**Given data**
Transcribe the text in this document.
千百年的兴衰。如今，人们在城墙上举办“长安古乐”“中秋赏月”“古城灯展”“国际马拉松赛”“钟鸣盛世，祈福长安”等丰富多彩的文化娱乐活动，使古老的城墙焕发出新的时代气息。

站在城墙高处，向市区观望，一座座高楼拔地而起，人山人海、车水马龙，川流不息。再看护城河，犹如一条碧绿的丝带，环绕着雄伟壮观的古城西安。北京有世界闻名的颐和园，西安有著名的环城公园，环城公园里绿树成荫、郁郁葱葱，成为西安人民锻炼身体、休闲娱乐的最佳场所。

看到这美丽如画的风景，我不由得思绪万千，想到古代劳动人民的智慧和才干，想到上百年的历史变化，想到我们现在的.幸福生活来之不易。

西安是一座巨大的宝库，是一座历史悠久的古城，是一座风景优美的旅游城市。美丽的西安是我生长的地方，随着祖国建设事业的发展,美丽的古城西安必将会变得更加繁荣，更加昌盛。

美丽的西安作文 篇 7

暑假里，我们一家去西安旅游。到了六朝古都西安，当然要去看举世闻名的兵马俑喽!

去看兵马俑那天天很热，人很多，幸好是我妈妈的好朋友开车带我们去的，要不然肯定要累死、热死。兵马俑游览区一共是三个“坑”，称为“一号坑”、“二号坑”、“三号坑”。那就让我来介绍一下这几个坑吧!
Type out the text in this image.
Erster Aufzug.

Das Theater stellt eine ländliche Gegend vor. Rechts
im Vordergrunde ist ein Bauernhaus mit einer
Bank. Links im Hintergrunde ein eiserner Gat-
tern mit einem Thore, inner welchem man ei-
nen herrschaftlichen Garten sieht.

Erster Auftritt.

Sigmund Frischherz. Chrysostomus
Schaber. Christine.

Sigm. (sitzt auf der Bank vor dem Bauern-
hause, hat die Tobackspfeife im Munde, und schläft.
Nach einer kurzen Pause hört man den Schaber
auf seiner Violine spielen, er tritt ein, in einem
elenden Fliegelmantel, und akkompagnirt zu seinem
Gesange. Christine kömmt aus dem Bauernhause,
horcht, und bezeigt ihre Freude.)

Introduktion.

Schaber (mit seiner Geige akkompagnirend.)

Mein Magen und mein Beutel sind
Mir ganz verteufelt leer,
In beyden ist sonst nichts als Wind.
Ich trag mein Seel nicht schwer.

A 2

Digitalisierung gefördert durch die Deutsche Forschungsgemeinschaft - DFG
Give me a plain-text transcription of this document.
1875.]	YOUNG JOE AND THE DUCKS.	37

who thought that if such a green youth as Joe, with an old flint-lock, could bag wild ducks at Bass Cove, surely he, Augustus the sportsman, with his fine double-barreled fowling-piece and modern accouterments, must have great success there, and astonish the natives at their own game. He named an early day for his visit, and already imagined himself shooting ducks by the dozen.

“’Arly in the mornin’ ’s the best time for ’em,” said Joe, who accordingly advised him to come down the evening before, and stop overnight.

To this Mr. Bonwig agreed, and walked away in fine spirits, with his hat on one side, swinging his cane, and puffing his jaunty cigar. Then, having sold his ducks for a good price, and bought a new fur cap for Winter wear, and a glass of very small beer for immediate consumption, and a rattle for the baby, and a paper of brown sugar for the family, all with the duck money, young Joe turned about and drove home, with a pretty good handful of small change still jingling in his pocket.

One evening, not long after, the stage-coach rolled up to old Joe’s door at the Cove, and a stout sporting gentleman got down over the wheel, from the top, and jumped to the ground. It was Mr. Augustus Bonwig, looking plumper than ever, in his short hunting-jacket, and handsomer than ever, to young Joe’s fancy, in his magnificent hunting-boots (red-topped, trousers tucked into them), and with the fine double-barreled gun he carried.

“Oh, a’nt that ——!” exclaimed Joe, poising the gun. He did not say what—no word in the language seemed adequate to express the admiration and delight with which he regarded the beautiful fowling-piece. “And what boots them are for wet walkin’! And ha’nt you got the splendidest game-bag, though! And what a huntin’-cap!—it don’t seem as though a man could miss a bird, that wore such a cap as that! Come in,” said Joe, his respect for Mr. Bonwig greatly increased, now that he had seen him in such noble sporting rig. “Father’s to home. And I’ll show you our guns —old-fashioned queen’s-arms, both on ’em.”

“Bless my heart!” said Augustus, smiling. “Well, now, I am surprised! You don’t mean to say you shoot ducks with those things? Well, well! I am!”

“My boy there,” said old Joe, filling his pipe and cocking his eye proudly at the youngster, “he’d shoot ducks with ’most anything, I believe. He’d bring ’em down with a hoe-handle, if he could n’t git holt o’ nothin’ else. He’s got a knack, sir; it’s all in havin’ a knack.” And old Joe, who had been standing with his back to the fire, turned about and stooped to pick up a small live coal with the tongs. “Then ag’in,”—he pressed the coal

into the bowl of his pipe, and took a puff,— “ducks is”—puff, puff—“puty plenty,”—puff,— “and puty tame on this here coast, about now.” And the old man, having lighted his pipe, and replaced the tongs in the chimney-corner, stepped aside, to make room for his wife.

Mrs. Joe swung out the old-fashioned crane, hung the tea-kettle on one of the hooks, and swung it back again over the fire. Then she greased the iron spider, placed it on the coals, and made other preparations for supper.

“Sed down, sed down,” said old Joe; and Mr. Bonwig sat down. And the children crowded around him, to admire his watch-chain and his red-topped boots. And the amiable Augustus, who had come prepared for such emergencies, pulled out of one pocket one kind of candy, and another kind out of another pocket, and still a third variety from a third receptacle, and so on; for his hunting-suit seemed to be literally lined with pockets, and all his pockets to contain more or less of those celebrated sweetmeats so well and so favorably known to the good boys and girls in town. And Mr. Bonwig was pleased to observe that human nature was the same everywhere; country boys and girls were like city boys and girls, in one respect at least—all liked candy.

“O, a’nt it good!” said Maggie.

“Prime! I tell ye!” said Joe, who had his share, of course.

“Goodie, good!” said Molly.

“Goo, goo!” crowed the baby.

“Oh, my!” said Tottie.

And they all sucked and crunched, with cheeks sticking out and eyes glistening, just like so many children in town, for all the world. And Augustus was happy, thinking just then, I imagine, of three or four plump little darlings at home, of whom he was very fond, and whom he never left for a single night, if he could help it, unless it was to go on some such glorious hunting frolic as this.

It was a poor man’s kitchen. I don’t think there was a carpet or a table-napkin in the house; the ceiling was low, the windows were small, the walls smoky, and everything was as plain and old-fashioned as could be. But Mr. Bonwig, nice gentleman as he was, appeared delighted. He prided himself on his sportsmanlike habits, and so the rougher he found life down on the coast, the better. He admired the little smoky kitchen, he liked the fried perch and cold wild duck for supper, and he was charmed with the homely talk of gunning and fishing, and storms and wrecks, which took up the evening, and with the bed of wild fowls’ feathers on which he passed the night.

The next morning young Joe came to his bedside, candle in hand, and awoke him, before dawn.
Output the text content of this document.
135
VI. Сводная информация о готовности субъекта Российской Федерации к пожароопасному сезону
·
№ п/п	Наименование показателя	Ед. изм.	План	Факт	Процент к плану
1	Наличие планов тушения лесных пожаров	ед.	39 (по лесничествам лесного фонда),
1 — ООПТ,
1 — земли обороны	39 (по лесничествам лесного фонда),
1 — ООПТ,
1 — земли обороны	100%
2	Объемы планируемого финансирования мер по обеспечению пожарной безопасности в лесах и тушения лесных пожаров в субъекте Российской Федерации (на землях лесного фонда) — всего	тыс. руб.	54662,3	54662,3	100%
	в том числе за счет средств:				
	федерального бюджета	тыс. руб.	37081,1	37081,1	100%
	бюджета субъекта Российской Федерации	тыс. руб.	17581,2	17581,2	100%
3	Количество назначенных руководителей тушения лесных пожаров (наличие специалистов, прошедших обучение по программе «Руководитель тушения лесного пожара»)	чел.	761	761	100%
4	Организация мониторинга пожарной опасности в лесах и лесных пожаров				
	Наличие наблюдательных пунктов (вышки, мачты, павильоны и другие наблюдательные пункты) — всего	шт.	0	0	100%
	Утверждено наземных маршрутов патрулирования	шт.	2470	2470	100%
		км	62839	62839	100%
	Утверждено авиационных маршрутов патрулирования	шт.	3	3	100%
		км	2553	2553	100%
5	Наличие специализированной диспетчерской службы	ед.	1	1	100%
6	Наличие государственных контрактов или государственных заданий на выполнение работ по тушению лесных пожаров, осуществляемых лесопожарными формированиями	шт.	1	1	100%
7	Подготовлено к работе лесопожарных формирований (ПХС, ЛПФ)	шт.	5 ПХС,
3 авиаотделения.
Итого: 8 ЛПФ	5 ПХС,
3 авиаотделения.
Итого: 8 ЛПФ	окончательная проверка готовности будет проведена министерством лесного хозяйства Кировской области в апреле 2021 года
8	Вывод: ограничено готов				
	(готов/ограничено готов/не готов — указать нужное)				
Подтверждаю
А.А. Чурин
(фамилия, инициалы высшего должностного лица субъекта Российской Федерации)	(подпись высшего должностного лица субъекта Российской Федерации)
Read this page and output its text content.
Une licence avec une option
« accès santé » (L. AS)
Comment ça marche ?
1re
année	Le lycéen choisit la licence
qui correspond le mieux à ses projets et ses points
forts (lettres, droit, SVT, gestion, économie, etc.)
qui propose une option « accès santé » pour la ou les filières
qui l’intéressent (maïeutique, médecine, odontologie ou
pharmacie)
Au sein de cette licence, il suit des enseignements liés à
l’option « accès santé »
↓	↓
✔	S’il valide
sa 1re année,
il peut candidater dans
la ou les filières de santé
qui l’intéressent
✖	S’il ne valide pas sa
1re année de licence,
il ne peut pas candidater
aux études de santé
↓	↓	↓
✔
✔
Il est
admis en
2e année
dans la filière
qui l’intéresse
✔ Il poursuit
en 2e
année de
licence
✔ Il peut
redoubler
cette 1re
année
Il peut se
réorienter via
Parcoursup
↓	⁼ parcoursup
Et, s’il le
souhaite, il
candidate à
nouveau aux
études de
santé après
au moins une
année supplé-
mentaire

**Task statement**
Copy out the lines starting at the one containing "Read this page and output its text content." and ending with the last line of the entries. Include nothing else.

**Response for this exercise**
Read this page and output its text content.
Une licence avec une option
« accès santé » (L. AS)
Comment ça marche ?
1re
année	Le lycéen choisit la licence
qui correspond le mieux à ses projets et ses points
forts (lettres, droit, SVT, gestion, économie, etc.)
qui propose une option « accès santé » pour la ou les filières
qui l’intéressent (maïeutique, médecine, odontologie ou
pharmacie)
Au sein de cette licence, il suit des enseignements liés à
l’option « accès santé »
↓	↓
✔	S’il valide
sa 1re année,
il peut candidater dans
la ou les filières de santé
qui l’intéressent
✖	S’il ne valide pas sa
1re année de licence,
il ne peut pas candidater
aux études de santé
↓	↓	↓
✔
✔
Il est
admis en
2e année
dans la filière
qui l’intéresse
✔ Il poursuit
en 2e
année de
licence
✔ Il peut
redoubler
cette 1re
année
Il peut se
réorienter via
Parcoursup
↓	⁼ parcoursup
Et, s’il le
souhaite, il
candidate à
nouveau aux
études de
santé après
au moins une
année supplé-
mentaire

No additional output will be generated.